» **TASK GOAL**:
Reproduce the lines of the material exactly, excluding every image.

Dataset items
========================

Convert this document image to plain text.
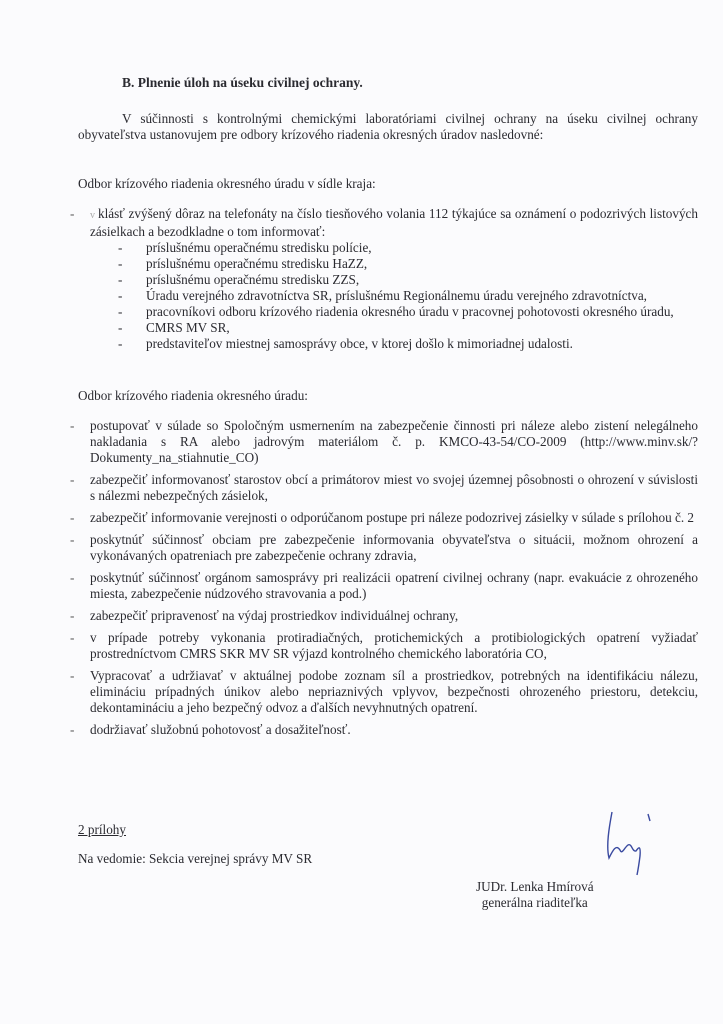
B. Plnenie úloh na úseku civilnej ochrany.
V súčinnosti s kontrolnými chemickými laboratóriami civilnej ochrany na úseku civilnej ochrany obyvateľstva ustanovujem pre odbory krízového riadenia okresných úradov nasledovné:
Odbor krízového riadenia okresného úradu v sídle kraja:
- v klásť zvýšený dôraz na telefonáty na číslo tiesňového volania 112 týkajúce sa oznámení o podozrivých listových zásielkach a bezodkladne o tom informovať:
- príslušnému operačnému stredisku polície,
- príslušnému operačnému stredisku HaZZ,
- príslušnému operačnému stredisku ZZS,
- Úradu verejného zdravotníctva SR, príslušnému Regionálnemu úradu verejného zdravotníctva,
- pracovníkovi odboru krízového riadenia okresného úradu v pracovnej pohotovosti okresného úradu,
- CMRS MV SR,
- predstaviteľov miestnej samosprávy obce, v ktorej došlo k mimoriadnej udalosti.
Odbor krízového riadenia okresného úradu:
- postupovať v súlade so Spoločným usmernením na zabezpečenie činnosti pri náleze alebo zistení nelegálneho nakladania s RA alebo jadrovým materiálom č. p. KMCO-43-54/CO-2009 (http://www.minv.sk/?Dokumenty_na_stiahnutie_CO)
- zabezpečiť informovanosť starostov obcí a primátorov miest vo svojej územnej pôsobnosti o ohrození v súvislosti s nálezmi nebezpečných zásielok,
- zabezpečiť informovanie verejnosti o odporúčanom postupe pri náleze podozrivej zásielky v súlade s prílohou č. 2
- poskytnúť súčinnosť obciam pre zabezpečenie informovania obyvateľstva o situácii, možnom ohrození a vykonávaných opatreniach pre zabezpečenie ochrany zdravia,
- poskytnúť súčinnosť orgánom samosprávy pri realizácii opatrení civilnej ochrany (napr. evakuácie z ohrozeného miesta, zabezpečenie núdzového stravovania a pod.)
- zabezpečiť pripravenosť na výdaj prostriedkov individuálnej ochrany,
- v prípade potreby vykonania protiradiačných, protichemických a protibiologických opatrení vyžiadať prostredníctvom CMRS SKR MV SR výjazd kontrolného chemického laboratória CO,
- Vypracovať a udržiavať v aktuálnej podobe zoznam síl a prostriedkov, potrebných na identifikáciu nálezu, elimináciu prípadných únikov alebo nepriaznivých vplyvov, bezpečnosti ohrozeného priestoru, detekciu, dekontamináciu a jeho bezpečný odvoz a ďalších nevyhnutných opatrení.
- dodržiavať služobnú pohotovosť a dosažiteľnosť.
2 prílohy
Na vedomie: Sekcia verejnej správy MV SR
JUDr. Lenka Hmírová
generálna riaditeľka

========================

» **FINISHED ANSWER**:
Convert this document image to plain text.
B. Plnenie úloh na úseku civilnej ochrany.
V súčinnosti s kontrolnými chemickými laboratóriami civilnej ochrany na úseku civilnej ochrany obyvateľstva ustanovujem pre odbory krízového riadenia okresných úradov nasledovné:
Odbor krízového riadenia okresného úradu v sídle kraja:
- v klásť zvýšený dôraz na telefonáty na číslo tiesňového volania 112 týkajúce sa oznámení o podozrivých listových zásielkach a bezodkladne o tom informovať:
- príslušnému operačnému stredisku polície,
- príslušnému operačnému stredisku HaZZ,
- príslušnému operačnému stredisku ZZS,
- Úradu verejného zdravotníctva SR, príslušnému Regionálnemu úradu verejného zdravotníctva,
- pracovníkovi odboru krízového riadenia okresného úradu v pracovnej pohotovosti okresného úradu,
- CMRS MV SR,
- predstaviteľov miestnej samosprávy obce, v ktorej došlo k mimoriadnej udalosti.
Odbor krízového riadenia okresného úradu:
- postupovať v súlade so Spoločným usmernením na zabezpečenie činnosti pri náleze alebo zistení nelegálneho nakladania s RA alebo jadrovým materiálom č. p. KMCO-43-54/CO-2009 (http://www.minv.sk/?Dokumenty_na_stiahnutie_CO)
- zabezpečiť informovanosť starostov obcí a primátorov miest vo svojej územnej pôsobnosti o ohrození v súvislosti s nálezmi nebezpečných zásielok,
- zabezpečiť informovanie verejnosti o odporúčanom postupe pri náleze podozrivej zásielky v súlade s prílohou č. 2
- poskytnúť súčinnosť obciam pre zabezpečenie informovania obyvateľstva o situácii, možnom ohrození a vykonávaných opatreniach pre zabezpečenie ochrany zdravia,
- poskytnúť súčinnosť orgánom samosprávy pri realizácii opatrení civilnej ochrany (napr. evakuácie z ohrozeného miesta, zabezpečenie núdzového stravovania a pod.)
- zabezpečiť pripravenosť na výdaj prostriedkov individuálnej ochrany,
- v prípade potreby vykonania protiradiačných, protichemických a protibiologických opatrení vyžiadať prostredníctvom CMRS SKR MV SR výjazd kontrolného chemického laboratória CO,
- Vypracovať a udržiavať v aktuálnej podobe zoznam síl a prostriedkov, potrebných na identifikáciu nálezu, elimináciu prípadných únikov alebo nepriaznivých vplyvov, bezpečnosti ohrozeného priestoru, detekciu, dekontamináciu a jeho bezpečný odvoz a ďalších nevyhnutných opatrení.
- dodržiavať služobnú pohotovosť a dosažiteľnosť.
2 prílohy
Na vedomie: Sekcia verejnej správy MV SR
JUDr. Lenka Hmírová
generálna riaditeľka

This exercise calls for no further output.